WRITTEN REQUEST: Output all of the data below exactly as given.

Data items:
+===+
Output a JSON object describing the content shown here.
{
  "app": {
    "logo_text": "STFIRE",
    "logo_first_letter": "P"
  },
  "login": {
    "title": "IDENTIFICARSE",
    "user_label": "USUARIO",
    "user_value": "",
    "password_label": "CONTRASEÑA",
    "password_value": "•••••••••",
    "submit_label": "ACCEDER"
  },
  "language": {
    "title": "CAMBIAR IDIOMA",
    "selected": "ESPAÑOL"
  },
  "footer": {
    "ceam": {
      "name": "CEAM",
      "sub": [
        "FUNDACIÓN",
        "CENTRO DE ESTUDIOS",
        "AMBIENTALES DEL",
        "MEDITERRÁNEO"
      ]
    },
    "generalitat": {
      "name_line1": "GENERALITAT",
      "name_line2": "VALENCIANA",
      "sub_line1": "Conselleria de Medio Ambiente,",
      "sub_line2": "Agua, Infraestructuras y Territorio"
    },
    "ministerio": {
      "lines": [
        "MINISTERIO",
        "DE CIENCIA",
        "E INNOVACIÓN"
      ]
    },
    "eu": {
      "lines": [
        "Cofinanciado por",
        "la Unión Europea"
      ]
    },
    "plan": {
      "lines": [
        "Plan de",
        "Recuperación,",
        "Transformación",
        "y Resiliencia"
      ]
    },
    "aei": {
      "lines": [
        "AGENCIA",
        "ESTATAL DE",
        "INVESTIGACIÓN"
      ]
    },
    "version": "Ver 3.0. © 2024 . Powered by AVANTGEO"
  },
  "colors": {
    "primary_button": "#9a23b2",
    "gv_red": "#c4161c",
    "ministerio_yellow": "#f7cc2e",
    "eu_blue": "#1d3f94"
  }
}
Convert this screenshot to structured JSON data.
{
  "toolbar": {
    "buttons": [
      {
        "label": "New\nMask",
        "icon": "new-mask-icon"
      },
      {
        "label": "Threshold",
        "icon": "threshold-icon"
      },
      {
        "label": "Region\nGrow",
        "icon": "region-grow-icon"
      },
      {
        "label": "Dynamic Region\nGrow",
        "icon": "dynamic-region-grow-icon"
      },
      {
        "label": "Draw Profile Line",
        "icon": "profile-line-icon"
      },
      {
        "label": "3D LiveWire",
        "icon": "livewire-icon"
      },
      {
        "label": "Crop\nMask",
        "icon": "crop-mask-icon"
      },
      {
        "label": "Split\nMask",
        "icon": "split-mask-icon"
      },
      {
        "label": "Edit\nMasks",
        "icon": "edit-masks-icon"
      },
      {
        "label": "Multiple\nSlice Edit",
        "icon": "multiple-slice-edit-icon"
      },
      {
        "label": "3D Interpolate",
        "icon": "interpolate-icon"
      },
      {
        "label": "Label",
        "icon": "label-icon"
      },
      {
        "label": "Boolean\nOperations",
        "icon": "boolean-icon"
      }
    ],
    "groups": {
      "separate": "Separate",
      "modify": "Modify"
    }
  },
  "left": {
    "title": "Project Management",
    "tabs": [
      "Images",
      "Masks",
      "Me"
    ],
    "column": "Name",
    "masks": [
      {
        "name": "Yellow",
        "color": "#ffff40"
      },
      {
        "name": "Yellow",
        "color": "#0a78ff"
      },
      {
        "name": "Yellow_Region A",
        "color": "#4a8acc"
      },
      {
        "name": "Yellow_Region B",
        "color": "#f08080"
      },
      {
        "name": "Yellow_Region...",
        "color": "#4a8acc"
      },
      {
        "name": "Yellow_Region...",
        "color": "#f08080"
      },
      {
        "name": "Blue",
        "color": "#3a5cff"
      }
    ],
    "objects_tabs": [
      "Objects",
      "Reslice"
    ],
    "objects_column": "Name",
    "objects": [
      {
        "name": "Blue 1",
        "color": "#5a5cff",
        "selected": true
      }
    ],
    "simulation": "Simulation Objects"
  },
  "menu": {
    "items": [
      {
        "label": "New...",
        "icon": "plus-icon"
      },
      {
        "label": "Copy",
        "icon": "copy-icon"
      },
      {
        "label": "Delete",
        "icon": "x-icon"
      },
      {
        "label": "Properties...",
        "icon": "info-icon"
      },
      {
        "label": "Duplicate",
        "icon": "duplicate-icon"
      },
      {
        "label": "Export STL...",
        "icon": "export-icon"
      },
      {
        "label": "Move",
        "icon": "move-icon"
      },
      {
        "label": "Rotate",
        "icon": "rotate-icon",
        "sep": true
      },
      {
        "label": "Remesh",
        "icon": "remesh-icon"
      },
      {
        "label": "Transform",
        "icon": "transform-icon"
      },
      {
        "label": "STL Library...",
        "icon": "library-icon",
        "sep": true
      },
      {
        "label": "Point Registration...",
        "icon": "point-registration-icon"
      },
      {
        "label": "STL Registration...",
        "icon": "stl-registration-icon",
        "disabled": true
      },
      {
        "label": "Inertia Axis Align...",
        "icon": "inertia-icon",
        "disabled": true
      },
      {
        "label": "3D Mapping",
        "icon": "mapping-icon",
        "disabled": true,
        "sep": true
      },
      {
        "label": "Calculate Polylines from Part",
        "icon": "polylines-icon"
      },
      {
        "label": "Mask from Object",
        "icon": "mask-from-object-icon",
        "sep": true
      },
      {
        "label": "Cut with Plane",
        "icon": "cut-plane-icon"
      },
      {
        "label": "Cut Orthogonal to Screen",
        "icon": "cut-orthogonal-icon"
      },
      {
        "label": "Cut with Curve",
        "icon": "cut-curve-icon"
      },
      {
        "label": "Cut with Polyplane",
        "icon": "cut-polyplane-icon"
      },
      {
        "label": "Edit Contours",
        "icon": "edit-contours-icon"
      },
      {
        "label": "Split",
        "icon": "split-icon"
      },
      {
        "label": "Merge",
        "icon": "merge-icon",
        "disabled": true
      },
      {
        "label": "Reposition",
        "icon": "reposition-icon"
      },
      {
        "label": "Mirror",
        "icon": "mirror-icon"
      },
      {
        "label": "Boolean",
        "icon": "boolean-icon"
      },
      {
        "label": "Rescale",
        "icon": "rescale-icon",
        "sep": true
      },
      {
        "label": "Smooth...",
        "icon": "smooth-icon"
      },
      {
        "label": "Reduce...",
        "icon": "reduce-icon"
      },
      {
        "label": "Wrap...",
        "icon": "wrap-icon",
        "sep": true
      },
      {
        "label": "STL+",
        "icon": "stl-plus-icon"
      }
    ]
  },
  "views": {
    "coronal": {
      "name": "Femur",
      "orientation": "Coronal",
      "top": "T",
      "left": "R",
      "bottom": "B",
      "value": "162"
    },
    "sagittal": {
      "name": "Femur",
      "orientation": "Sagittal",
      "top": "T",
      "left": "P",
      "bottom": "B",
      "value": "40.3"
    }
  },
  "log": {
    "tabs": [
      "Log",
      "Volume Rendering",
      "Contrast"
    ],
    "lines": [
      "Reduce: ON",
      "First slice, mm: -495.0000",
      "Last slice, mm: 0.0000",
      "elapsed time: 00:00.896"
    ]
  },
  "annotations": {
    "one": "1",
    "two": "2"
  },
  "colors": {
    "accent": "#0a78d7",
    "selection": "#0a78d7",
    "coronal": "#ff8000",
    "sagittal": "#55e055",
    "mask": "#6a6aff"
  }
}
+===+
ANSWER FOR THIS EXERCISE:
Output a JSON object describing the content shown here.
{
  "app": {
    "logo_text": "STFIRE",
    "logo_first_letter": "P"
  },
  "login": {
    "title": "IDENTIFICARSE",
    "user_label": "USUARIO",
    "user_value": "",
    "password_label": "CONTRASEÑA",
    "password_value": "•••••••••",
    "submit_label": "ACCEDER"
  },
  "language": {
    "title": "CAMBIAR IDIOMA",
    "selected": "ESPAÑOL"
  },
  "footer": {
    "ceam": {
      "name": "CEAM",
      "sub": [
        "FUNDACIÓN",
        "CENTRO DE ESTUDIOS",
        "AMBIENTALES DEL",
        "MEDITERRÁNEO"
      ]
    },
    "generalitat": {
      "name_line1": "GENERALITAT",
      "name_line2": "VALENCIANA",
      "sub_line1": "Conselleria de Medio Ambiente,",
      "sub_line2": "Agua, Infraestructuras y Territorio"
    },
    "ministerio": {
      "lines": [
        "MINISTERIO",
        "DE CIENCIA",
        "E INNOVACIÓN"
      ]
    },
    "eu": {
      "lines": [
        "Cofinanciado por",
        "la Unión Europea"
      ]
    },
    "plan": {
      "lines": [
        "Plan de",
        "Recuperación,",
        "Transformación",
        "y Resiliencia"
      ]
    },
    "aei": {
      "lines": [
        "AGENCIA",
        "ESTATAL DE",
        "INVESTIGACIÓN"
      ]
    },
    "version": "Ver 3.0. © 2024 . Powered by AVANTGEO"
  },
  "colors": {
    "primary_button": "#9a23b2",
    "gv_red": "#c4161c",
    "ministerio_yellow": "#f7cc2e",
    "eu_blue": "#1d3f94"
  }
}
Convert this screenshot to structured JSON data.
{
  "toolbar": {
    "buttons": [
      {
        "label": "New\nMask",
        "icon": "new-mask-icon"
      },
      {
        "label": "Threshold",
        "icon": "threshold-icon"
      },
      {
        "label": "Region\nGrow",
        "icon": "region-grow-icon"
      },
      {
        "label": "Dynamic Region\nGrow",
        "icon": "dynamic-region-grow-icon"
      },
      {
        "label": "Draw Profile Line",
        "icon": "profile-line-icon"
      },
      {
        "label": "3D LiveWire",
        "icon": "livewire-icon"
      },
      {
        "label": "Crop\nMask",
        "icon": "crop-mask-icon"
      },
      {
        "label": "Split\nMask",
        "icon": "split-mask-icon"
      },
      {
        "label": "Edit\nMasks",
        "icon": "edit-masks-icon"
      },
      {
        "label": "Multiple\nSlice Edit",
        "icon": "multiple-slice-edit-icon"
      },
      {
        "label": "3D Interpolate",
        "icon": "interpolate-icon"
      },
      {
        "label": "Label",
        "icon": "label-icon"
      },
      {
        "label": "Boolean\nOperations",
        "icon": "boolean-icon"
      }
    ],
    "groups": {
      "separate": "Separate",
      "modify": "Modify"
    }
  },
  "left": {
    "title": "Project Management",
    "tabs": [
      "Images",
      "Masks",
      "Me"
    ],
    "column": "Name",
    "masks": [
      {
        "name": "Yellow",
        "color": "#ffff40"
      },
      {
        "name": "Yellow",
        "color": "#0a78ff"
      },
      {
        "name": "Yellow_Region A",
        "color": "#4a8acc"
      },
      {
        "name": "Yellow_Region B",
        "color": "#f08080"
      },
      {
        "name": "Yellow_Region...",
        "color": "#4a8acc"
      },
      {
        "name": "Yellow_Region...",
        "color": "#f08080"
      },
      {
        "name": "Blue",
        "color": "#3a5cff"
      }
    ],
    "objects_tabs": [
      "Objects",
      "Reslice"
    ],
    "objects_column": "Name",
    "objects": [
      {
        "name": "Blue 1",
        "color": "#5a5cff",
        "selected": true
      }
    ],
    "simulation": "Simulation Objects"
  },
  "menu": {
    "items": [
      {
        "label": "New...",
        "icon": "plus-icon"
      },
      {
        "label": "Copy",
        "icon": "copy-icon"
      },
      {
        "label": "Delete",
        "icon": "x-icon"
      },
      {
        "label": "Properties...",
        "icon": "info-icon"
      },
      {
        "label": "Duplicate",
        "icon": "duplicate-icon"
      },
      {
        "label": "Export STL...",
        "icon": "export-icon"
      },
      {
        "label": "Move",
        "icon": "move-icon"
      },
      {
        "label": "Rotate",
        "icon": "rotate-icon",
        "sep": true
      },
      {
        "label": "Remesh",
        "icon": "remesh-icon"
      },
      {
        "label": "Transform",
        "icon": "transform-icon"
      },
      {
        "label": "STL Library...",
        "icon": "library-icon",
        "sep": true
      },
      {
        "label": "Point Registration...",
        "icon": "point-registration-icon"
      },
      {
        "label": "STL Registration...",
        "icon": "stl-registration-icon",
        "disabled": true
      },
      {
        "label": "Inertia Axis Align...",
        "icon": "inertia-icon",
        "disabled": true
      },
      {
        "label": "3D Mapping",
        "icon": "mapping-icon",
        "disabled": true,
        "sep": true
      },
      {
        "label": "Calculate Polylines from Part",
        "icon": "polylines-icon"
      },
      {
        "label": "Mask from Object",
        "icon": "mask-from-object-icon",
        "sep": true
      },
      {
        "label": "Cut with Plane",
        "icon": "cut-plane-icon"
      },
      {
        "label": "Cut Orthogonal to Screen",
        "icon": "cut-orthogonal-icon"
      },
      {
        "label": "Cut with Curve",
        "icon": "cut-curve-icon"
      },
      {
        "label": "Cut with Polyplane",
        "icon": "cut-polyplane-icon"
      },
      {
        "label": "Edit Contours",
        "icon": "edit-contours-icon"
      },
      {
        "label": "Split",
        "icon": "split-icon"
      },
      {
        "label": "Merge",
        "icon": "merge-icon",
        "disabled": true
      },
      {
        "label": "Reposition",
        "icon": "reposition-icon"
      },
      {
        "label": "Mirror",
        "icon": "mirror-icon"
      },
      {
        "label": "Boolean",
        "icon": "boolean-icon"
      },
      {
        "label": "Rescale",
        "icon": "rescale-icon",
        "sep": true
      },
      {
        "label": "Smooth...",
        "icon": "smooth-icon"
      },
      {
        "label": "Reduce...",
        "icon": "reduce-icon"
      },
      {
        "label": "Wrap...",
        "icon": "wrap-icon",
        "sep": true
      },
      {
        "label": "STL+",
        "icon": "stl-plus-icon"
      }
    ]
  },
  "views": {
    "coronal": {
      "name": "Femur",
      "orientation": "Coronal",
      "top": "T",
      "left": "R",
      "bottom": "B",
      "value": "162"
    },
    "sagittal": {
      "name": "Femur",
      "orientation": "Sagittal",
      "top": "T",
      "left": "P",
      "bottom": "B",
      "value": "40.3"
    }
  },
  "log": {
    "tabs": [
      "Log",
      "Volume Rendering",
      "Contrast"
    ],
    "lines": [
      "Reduce: ON",
      "First slice, mm: -495.0000",
      "Last slice, mm: 0.0000",
      "elapsed time: 00:00.896"
    ]
  },
  "annotations": {
    "one": "1",
    "two": "2"
  },
  "colors": {
    "accent": "#0a78d7",
    "selection": "#0a78d7",
    "coronal": "#ff8000",
    "sagittal": "#55e055",
    "mask": "#6a6aff"
  }
}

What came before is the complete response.